Stated exercise >>
Work out how many lines in the listing below include the word "JSON". Give nothing but the number.

------------------------------------------------------------

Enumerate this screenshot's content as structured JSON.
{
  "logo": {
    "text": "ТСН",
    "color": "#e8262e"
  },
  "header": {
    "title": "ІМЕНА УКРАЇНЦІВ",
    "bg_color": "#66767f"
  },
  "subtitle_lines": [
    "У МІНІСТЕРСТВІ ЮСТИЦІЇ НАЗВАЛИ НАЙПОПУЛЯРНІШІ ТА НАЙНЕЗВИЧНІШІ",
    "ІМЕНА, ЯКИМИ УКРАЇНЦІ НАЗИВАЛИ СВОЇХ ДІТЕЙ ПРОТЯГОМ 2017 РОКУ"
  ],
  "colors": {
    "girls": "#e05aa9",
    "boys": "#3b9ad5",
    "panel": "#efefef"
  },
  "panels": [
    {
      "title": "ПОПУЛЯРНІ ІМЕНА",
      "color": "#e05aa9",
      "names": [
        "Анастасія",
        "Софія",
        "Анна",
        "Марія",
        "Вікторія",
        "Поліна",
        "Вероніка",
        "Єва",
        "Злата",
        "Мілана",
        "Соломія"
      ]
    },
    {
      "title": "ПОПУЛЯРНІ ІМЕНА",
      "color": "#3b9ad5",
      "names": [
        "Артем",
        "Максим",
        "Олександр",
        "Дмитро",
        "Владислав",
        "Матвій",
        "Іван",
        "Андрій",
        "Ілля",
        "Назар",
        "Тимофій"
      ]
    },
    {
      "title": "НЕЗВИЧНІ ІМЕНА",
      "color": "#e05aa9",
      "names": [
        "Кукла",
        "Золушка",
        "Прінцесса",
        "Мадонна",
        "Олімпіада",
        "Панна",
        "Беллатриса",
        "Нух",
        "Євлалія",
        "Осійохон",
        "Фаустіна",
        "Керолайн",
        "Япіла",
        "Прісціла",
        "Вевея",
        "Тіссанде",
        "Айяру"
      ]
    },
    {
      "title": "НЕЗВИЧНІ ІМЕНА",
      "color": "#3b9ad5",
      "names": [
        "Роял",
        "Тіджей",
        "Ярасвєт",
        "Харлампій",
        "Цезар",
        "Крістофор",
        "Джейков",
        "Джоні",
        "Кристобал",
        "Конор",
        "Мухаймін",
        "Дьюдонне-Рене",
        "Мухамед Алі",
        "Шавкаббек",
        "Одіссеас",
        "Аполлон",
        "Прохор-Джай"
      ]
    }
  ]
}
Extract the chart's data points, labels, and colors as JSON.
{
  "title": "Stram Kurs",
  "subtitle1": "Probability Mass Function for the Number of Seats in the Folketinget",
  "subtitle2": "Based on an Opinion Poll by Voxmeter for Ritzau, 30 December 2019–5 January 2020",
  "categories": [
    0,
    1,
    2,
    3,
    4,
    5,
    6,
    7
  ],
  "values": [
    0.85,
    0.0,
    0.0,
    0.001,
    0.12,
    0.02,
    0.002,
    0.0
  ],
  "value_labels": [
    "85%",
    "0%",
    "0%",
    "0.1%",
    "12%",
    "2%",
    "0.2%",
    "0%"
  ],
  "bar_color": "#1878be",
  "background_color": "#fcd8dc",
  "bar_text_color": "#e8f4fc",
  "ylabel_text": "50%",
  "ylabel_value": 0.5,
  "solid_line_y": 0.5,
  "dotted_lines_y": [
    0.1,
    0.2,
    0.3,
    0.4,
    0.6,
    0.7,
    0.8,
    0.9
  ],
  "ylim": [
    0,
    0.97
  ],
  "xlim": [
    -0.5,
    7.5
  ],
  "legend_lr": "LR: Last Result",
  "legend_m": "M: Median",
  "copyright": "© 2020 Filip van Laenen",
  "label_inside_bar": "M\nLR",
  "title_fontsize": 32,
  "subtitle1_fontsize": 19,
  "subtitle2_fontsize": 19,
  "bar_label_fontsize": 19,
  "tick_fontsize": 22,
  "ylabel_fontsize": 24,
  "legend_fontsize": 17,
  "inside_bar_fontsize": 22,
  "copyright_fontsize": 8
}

------------------------------------------------------------

Final answer >>
2